> [What the task requires]: Transcribe the whole listing below without changing a word, but leave out every image.

[Collection entries]
----------

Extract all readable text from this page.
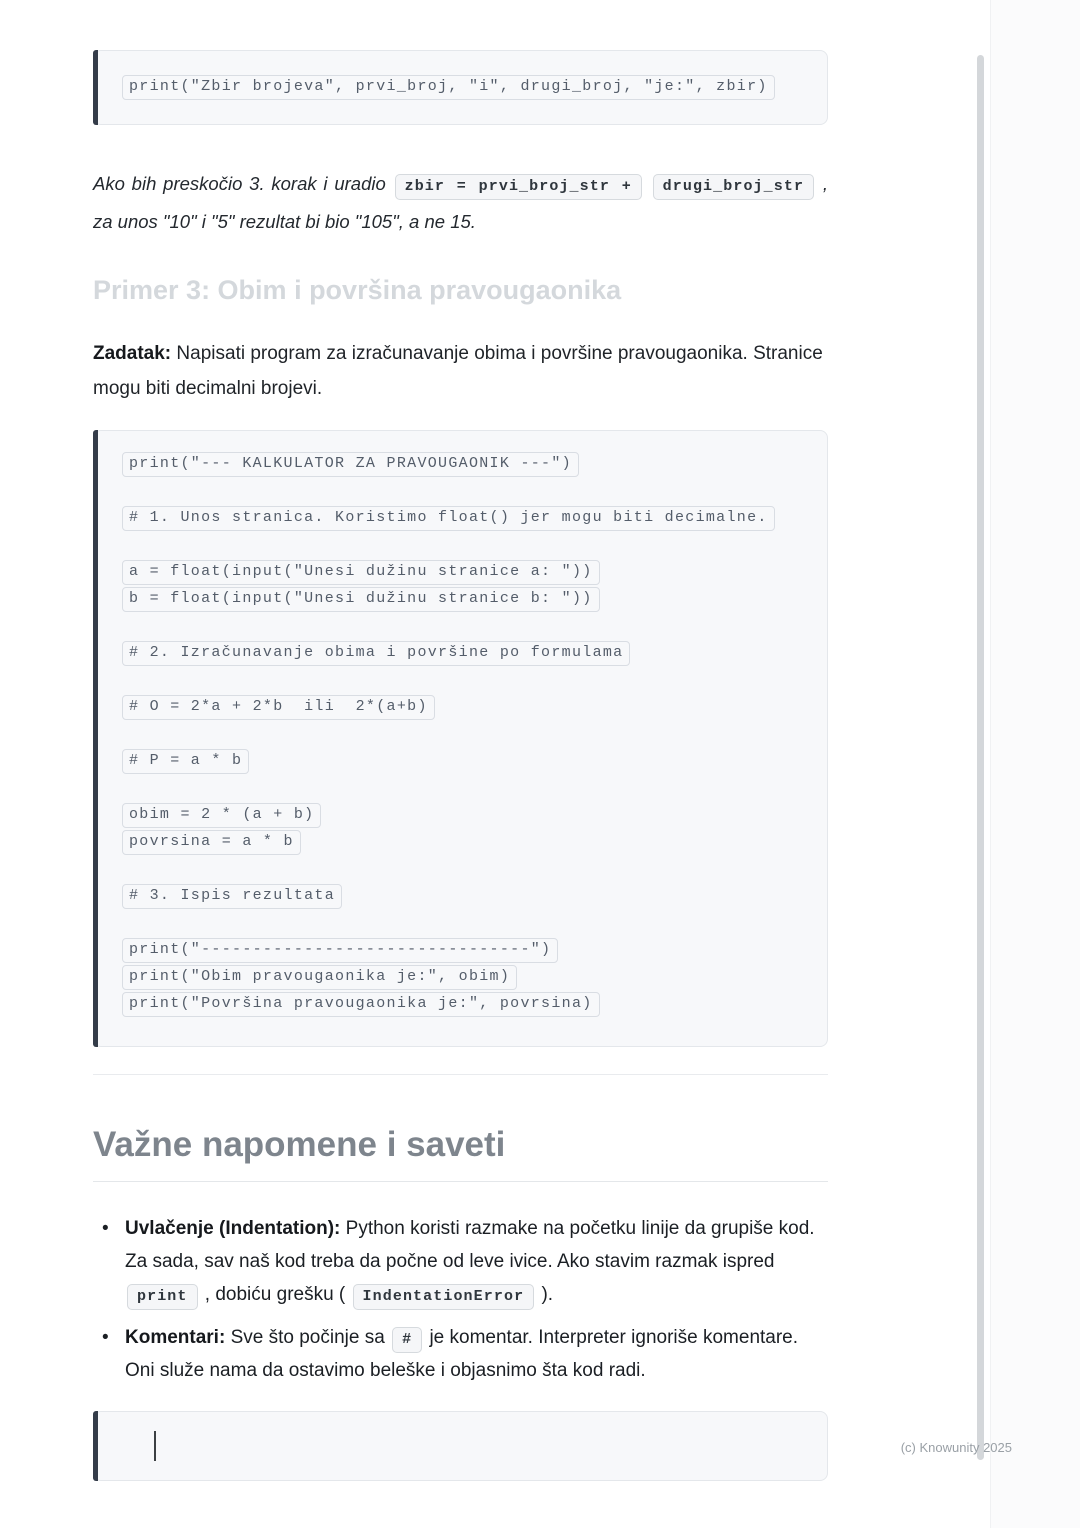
print("Zbir brojeva", prvi_broj, "i", drugi_broj, "je:", zbir)

Ako bih preskočio 3. korak i uradio zbir = prvi_broj_str + drugi_broj_str , za unos "10" i "5" rezultat bi bio "105", a ne 15.

Primer 3: Obim i površina pravougaonika

Zadatak: Napisati program za izračunavanje obima i površine pravougaonika. Stranice mogu biti decimalni brojevi.

print("--- KALKULATOR ZA PRAVOUGAONIK ---")
# 1. Unos stranica. Koristimo float() jer mogu biti decimalne.
a = float(input("Unesi dužinu stranice a: "))
b = float(input("Unesi dužinu stranice b: "))
# 2. Izračunavanje obima i površine po formulama
# O = 2*a + 2*b  ili  2*(a+b)
# P = a * b
obim = 2 * (a + b)
povrsina = a * b
# 3. Ispis rezultata
print("--------------------------------")
print("Obim pravougaonika je:", obim)
print("Površina pravougaonika je:", povrsina)
Važne napomene i saveti
• Uvlačenje (Indentation): Python koristi razmake na početku linije da grupiše kod. Za sada, sav naš kod treba da počne od leve ivice. Ako stavim razmak ispred print , dobiću grešku ( IndentationError ).
• Komentari: Sve što počinje sa # je komentar. Interpreter ignoriše komentare. Oni služe nama da ostavimo beleške i objasnimo šta kod radi.
(c) Knowunity 2025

----------

> [Finished task]:
Extract all readable text from this page.
print("Zbir brojeva", prvi_broj, "i", drugi_broj, "je:", zbir)

Ako bih preskočio 3. korak i uradio zbir = prvi_broj_str + drugi_broj_str , za unos "10" i "5" rezultat bi bio "105", a ne 15.

Primer 3: Obim i površina pravougaonika

Zadatak: Napisati program za izračunavanje obima i površine pravougaonika. Stranice mogu biti decimalni brojevi.

print("--- KALKULATOR ZA PRAVOUGAONIK ---")
# 1. Unos stranica. Koristimo float() jer mogu biti decimalne.
a = float(input("Unesi dužinu stranice a: "))
b = float(input("Unesi dužinu stranice b: "))
# 2. Izračunavanje obima i površine po formulama
# O = 2*a + 2*b  ili  2*(a+b)
# P = a * b
obim = 2 * (a + b)
povrsina = a * b
# 3. Ispis rezultata
print("--------------------------------")
print("Obim pravougaonika je:", obim)
print("Površina pravougaonika je:", povrsina)
Važne napomene i saveti
• Uvlačenje (Indentation): Python koristi razmake na početku linije da grupiše kod. Za sada, sav naš kod treba da počne od leve ivice. Ako stavim razmak ispred print , dobiću grešku ( IndentationError ).
• Komentari: Sve što počinje sa # je komentar. Interpreter ignoriše komentare. Oni služe nama da ostavimo beleške i objasnimo šta kod radi.
(c) Knowunity 2025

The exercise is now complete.